(Extracted records)
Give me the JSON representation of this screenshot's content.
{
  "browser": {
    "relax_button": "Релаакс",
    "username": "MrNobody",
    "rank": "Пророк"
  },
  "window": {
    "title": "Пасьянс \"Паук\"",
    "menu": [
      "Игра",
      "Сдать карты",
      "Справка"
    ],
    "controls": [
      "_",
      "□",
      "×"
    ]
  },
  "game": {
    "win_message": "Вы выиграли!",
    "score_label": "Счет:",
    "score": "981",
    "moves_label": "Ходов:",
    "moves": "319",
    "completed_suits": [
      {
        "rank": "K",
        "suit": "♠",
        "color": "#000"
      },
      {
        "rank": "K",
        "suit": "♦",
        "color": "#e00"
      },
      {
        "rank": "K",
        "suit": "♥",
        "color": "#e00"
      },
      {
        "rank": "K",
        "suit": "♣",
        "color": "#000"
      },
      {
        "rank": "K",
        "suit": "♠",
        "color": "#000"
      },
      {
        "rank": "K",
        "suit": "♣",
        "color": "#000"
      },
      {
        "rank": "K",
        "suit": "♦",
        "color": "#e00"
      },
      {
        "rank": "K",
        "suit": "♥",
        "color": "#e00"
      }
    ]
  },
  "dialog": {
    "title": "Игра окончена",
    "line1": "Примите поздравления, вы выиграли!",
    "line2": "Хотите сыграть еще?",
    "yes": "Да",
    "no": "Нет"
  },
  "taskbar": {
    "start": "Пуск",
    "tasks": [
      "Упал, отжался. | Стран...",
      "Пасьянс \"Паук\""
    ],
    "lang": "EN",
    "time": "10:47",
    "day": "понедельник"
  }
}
==
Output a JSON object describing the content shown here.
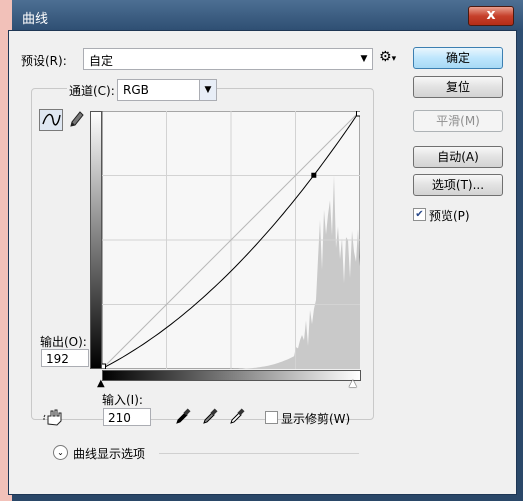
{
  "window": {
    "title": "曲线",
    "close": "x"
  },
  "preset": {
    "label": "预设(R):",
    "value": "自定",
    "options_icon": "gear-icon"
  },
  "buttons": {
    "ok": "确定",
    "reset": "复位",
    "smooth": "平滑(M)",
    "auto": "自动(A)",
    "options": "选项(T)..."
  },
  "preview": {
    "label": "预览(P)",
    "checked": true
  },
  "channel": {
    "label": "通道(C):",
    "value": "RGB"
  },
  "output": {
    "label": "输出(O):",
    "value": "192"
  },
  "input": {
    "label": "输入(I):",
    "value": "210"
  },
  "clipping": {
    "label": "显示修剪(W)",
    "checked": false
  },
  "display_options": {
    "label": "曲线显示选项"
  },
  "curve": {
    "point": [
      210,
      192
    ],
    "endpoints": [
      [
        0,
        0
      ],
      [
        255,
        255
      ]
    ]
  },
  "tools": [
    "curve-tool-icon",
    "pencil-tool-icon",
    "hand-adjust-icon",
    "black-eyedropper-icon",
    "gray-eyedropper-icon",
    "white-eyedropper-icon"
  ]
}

» Task description: Pull every line holding "eyedropper" out of the records.

» Answer to this task:
    "black-eyedropper-icon",
    "gray-eyedropper-icon",
    "white-eyedropper-icon"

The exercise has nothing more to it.